- [Your instructions]: Copy out all the data, word for word.
---------- Records shown
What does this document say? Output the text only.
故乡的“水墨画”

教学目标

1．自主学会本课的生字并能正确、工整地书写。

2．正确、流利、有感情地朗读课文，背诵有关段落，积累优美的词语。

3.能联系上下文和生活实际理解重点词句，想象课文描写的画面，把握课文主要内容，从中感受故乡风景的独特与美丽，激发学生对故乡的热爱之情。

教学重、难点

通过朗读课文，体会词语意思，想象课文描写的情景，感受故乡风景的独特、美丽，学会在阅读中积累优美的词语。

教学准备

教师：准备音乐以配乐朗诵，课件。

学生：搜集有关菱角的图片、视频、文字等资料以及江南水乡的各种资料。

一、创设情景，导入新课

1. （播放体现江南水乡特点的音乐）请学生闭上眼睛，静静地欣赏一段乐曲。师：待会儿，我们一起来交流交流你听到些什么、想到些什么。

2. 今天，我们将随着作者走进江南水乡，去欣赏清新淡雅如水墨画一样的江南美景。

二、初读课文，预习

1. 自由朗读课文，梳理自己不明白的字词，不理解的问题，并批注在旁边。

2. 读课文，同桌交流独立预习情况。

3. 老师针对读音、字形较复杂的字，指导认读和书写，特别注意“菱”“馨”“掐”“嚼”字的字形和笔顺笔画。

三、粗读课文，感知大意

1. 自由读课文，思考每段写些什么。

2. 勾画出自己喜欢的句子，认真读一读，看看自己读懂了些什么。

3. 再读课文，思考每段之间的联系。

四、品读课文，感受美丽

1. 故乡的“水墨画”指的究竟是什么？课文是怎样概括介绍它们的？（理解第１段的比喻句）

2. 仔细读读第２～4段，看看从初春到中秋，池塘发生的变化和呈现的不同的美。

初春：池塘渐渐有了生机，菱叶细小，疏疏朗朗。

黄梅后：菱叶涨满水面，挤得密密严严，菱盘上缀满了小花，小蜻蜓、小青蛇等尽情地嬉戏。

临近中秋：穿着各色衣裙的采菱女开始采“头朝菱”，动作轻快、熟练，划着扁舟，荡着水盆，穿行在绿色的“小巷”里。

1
--------------------
- [Answer for this exercise]:
What does this document say? Output the text only.
故乡的“水墨画”

教学目标

1．自主学会本课的生字并能正确、工整地书写。

2．正确、流利、有感情地朗读课文，背诵有关段落，积累优美的词语。

3.能联系上下文和生活实际理解重点词句，想象课文描写的画面，把握课文主要内容，从中感受故乡风景的独特与美丽，激发学生对故乡的热爱之情。

教学重、难点

通过朗读课文，体会词语意思，想象课文描写的情景，感受故乡风景的独特、美丽，学会在阅读中积累优美的词语。

教学准备

教师：准备音乐以配乐朗诵，课件。

学生：搜集有关菱角的图片、视频、文字等资料以及江南水乡的各种资料。

一、创设情景，导入新课

1. （播放体现江南水乡特点的音乐）请学生闭上眼睛，静静地欣赏一段乐曲。师：待会儿，我们一起来交流交流你听到些什么、想到些什么。

2. 今天，我们将随着作者走进江南水乡，去欣赏清新淡雅如水墨画一样的江南美景。

二、初读课文，预习

1. 自由朗读课文，梳理自己不明白的字词，不理解的问题，并批注在旁边。

2. 读课文，同桌交流独立预习情况。

3. 老师针对读音、字形较复杂的字，指导认读和书写，特别注意“菱”“馨”“掐”“嚼”字的字形和笔顺笔画。

三、粗读课文，感知大意

1. 自由读课文，思考每段写些什么。

2. 勾画出自己喜欢的句子，认真读一读，看看自己读懂了些什么。

3. 再读课文，思考每段之间的联系。

四、品读课文，感受美丽

1. 故乡的“水墨画”指的究竟是什么？课文是怎样概括介绍它们的？（理解第１段的比喻句）

2. 仔细读读第２～4段，看看从初春到中秋，池塘发生的变化和呈现的不同的美。

初春：池塘渐渐有了生机，菱叶细小，疏疏朗朗。

黄梅后：菱叶涨满水面，挤得密密严严，菱盘上缀满了小花，小蜻蜓、小青蛇等尽情地嬉戏。

临近中秋：穿着各色衣裙的采菱女开始采“头朝菱”，动作轻快、熟练，划着扁舟，荡着水盆，穿行在绿色的“小巷”里。

1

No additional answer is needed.